→ **Task directions**:
The records underneath are to be repeated exactly, with the pictures left out.

→ **Source material**:
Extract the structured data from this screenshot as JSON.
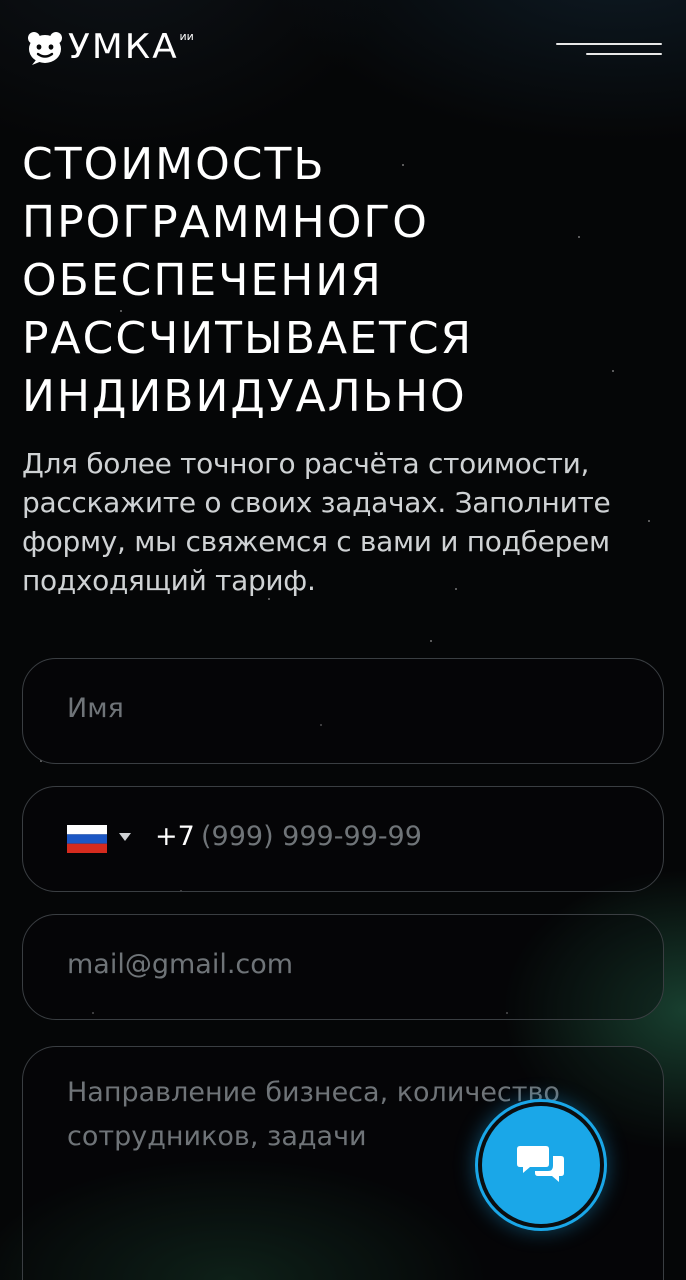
{
  "brand": {
    "name": "УМКА",
    "sup": "ии"
  },
  "hero": {
    "title_lines": [
      "СТОИМОСТЬ",
      "ПРОГРАММНОГО",
      "ОБЕСПЕЧЕНИЯ",
      "РАССЧИТЫВАЕТСЯ",
      "ИНДИВИДУАЛЬНО"
    ],
    "lead": "Для более точного расчёта стоимости, расскажите о своих задачах. Заполните форму, мы свяжемся с вами и подберем подходящий тариф."
  },
  "form": {
    "name": {
      "placeholder": "Имя",
      "value": ""
    },
    "phone": {
      "country_icon": "russia-flag-icon",
      "code": "+7",
      "placeholder": "(999) 999-99-99",
      "value": ""
    },
    "email": {
      "placeholder": "mail@gmail.com",
      "value": ""
    },
    "message": {
      "placeholder": "Направление бизнеса, количество сотрудников, задачи",
      "value": ""
    }
  },
  "chat": {
    "icon": "chat-bubbles-icon",
    "color": "#1aa7e8"
  },
  "menu": {
    "icon": "hamburger-menu-icon"
  }
}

→ **Answer to this exercise**:
Extract the structured data from this screenshot as JSON.
{
  "brand": {
    "name": "УМКА",
    "sup": "ии"
  },
  "hero": {
    "title_lines": [
      "СТОИМОСТЬ",
      "ПРОГРАММНОГО",
      "ОБЕСПЕЧЕНИЯ",
      "РАССЧИТЫВАЕТСЯ",
      "ИНДИВИДУАЛЬНО"
    ],
    "lead": "Для более точного расчёта стоимости, расскажите о своих задачах. Заполните форму, мы свяжемся с вами и подберем подходящий тариф."
  },
  "form": {
    "name": {
      "placeholder": "Имя",
      "value": ""
    },
    "phone": {
      "country_icon": "russia-flag-icon",
      "code": "+7",
      "placeholder": "(999) 999-99-99",
      "value": ""
    },
    "email": {
      "placeholder": "mail@gmail.com",
      "value": ""
    },
    "message": {
      "placeholder": "Направление бизнеса, количество сотрудников, задачи",
      "value": ""
    }
  },
  "chat": {
    "icon": "chat-bubbles-icon",
    "color": "#1aa7e8"
  },
  "menu": {
    "icon": "hamburger-menu-icon"
  }
}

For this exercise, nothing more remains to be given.